**Given request**
Convert every line of the data below into a JSON list of strings, one string per line, with blank lines dropped.

○ ○ ○ ○

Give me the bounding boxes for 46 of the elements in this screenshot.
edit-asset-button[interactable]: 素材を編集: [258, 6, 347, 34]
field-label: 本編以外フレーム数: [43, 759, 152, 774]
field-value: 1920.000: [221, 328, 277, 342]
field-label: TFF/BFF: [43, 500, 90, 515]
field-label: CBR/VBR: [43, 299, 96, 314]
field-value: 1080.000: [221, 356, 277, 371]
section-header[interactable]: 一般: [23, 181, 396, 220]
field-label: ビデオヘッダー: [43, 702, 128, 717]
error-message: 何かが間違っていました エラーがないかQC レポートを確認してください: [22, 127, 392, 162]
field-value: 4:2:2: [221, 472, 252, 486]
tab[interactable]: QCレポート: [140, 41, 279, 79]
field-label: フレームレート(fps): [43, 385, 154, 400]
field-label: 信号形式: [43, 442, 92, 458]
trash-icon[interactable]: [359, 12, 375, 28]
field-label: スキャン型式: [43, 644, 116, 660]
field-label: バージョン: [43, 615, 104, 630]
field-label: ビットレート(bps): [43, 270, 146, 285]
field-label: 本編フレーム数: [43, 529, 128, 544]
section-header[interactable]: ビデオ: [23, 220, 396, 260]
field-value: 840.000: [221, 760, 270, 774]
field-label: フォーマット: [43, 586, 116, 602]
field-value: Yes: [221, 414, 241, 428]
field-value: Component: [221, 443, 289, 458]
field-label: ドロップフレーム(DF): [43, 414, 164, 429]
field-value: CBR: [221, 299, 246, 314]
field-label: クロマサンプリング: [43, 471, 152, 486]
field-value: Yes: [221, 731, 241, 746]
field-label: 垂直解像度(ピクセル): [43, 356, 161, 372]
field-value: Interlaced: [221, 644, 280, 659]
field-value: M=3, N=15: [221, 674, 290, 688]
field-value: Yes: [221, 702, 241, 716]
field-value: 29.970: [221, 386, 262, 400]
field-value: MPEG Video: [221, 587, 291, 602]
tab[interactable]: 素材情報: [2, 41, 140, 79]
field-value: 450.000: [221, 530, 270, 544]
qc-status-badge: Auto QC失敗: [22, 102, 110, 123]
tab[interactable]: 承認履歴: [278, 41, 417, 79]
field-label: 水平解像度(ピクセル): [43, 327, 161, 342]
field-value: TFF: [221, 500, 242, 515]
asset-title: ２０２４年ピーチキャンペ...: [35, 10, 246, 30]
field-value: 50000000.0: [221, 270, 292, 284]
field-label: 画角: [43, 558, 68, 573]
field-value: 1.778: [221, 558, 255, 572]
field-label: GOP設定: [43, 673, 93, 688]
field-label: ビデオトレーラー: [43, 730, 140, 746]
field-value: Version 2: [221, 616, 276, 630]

○ ○ ○ ○

**Written solution**
[
  "Give me the bounding boxes for 46 of the elements in this screenshot.",
  "edit-asset-button[interactable]: 素材を編集: [258, 6, 347, 34]",
  "field-label: 本編以外フレーム数: [43, 759, 152, 774]",
  "field-value: 1920.000: [221, 328, 277, 342]",
  "field-label: TFF/BFF: [43, 500, 90, 515]",
  "field-label: CBR/VBR: [43, 299, 96, 314]",
  "field-value: 1080.000: [221, 356, 277, 371]",
  "section-header[interactable]: 一般: [23, 181, 396, 220]",
  "field-label: ビデオヘッダー: [43, 702, 128, 717]",
  "error-message: 何かが間違っていました エラーがないかQC レポートを確認してください: [22, 127, 392, 162]",
  "field-value: 4:2:2: [221, 472, 252, 486]",
  "tab[interactable]: QCレポート: [140, 41, 279, 79]",
  "field-label: フレームレート(fps): [43, 385, 154, 400]",
  "field-label: 信号形式: [43, 442, 92, 458]",
  "trash-icon[interactable]: [359, 12, 375, 28]",
  "field-label: スキャン型式: [43, 644, 116, 660]",
  "field-label: バージョン: [43, 615, 104, 630]",
  "field-label: ビットレート(bps): [43, 270, 146, 285]",
  "field-label: 本編フレーム数: [43, 529, 128, 544]",
  "section-header[interactable]: ビデオ: [23, 220, 396, 260]",
  "field-value: 840.000: [221, 760, 270, 774]",
  "field-label: フォーマット: [43, 586, 116, 602]",
  "field-value: Yes: [221, 414, 241, 428]",
  "field-value: Component: [221, 443, 289, 458]",
  "field-label: ドロップフレーム(DF): [43, 414, 164, 429]",
  "field-value: CBR: [221, 299, 246, 314]",
  "field-label: クロマサンプリング: [43, 471, 152, 486]",
  "field-value: Yes: [221, 731, 241, 746]",
  "field-label: 垂直解像度(ピクセル): [43, 356, 161, 372]",
  "field-value: Interlaced: [221, 644, 280, 659]",
  "field-value: M=3, N=15: [221, 674, 290, 688]",
  "field-value: Yes: [221, 702, 241, 716]",
  "field-value: 29.970: [221, 386, 262, 400]",
  "field-value: MPEG Video: [221, 587, 291, 602]",
  "tab[interactable]: 素材情報: [2, 41, 140, 79]",
  "field-value: 450.000: [221, 530, 270, 544]",
  "qc-status-badge: Auto QC失敗: [22, 102, 110, 123]",
  "tab[interactable]: 承認履歴: [278, 41, 417, 79]",
  "field-label: 水平解像度(ピクセル): [43, 327, 161, 342]",
  "field-value: TFF: [221, 500, 242, 515]",
  "asset-title: ２０２４年ピーチキャンペ...: [35, 10, 246, 30]",
  "field-value: 50000000.0: [221, 270, 292, 284]",
  "field-label: 画角: [43, 558, 68, 573]",
  "field-value: 1.778: [221, 558, 255, 572]",
  "field-label: GOP設定: [43, 673, 93, 688]",
  "field-label: ビデオトレーラー: [43, 730, 140, 746]",
  "field-value: Version 2: [221, 616, 276, 630]"
]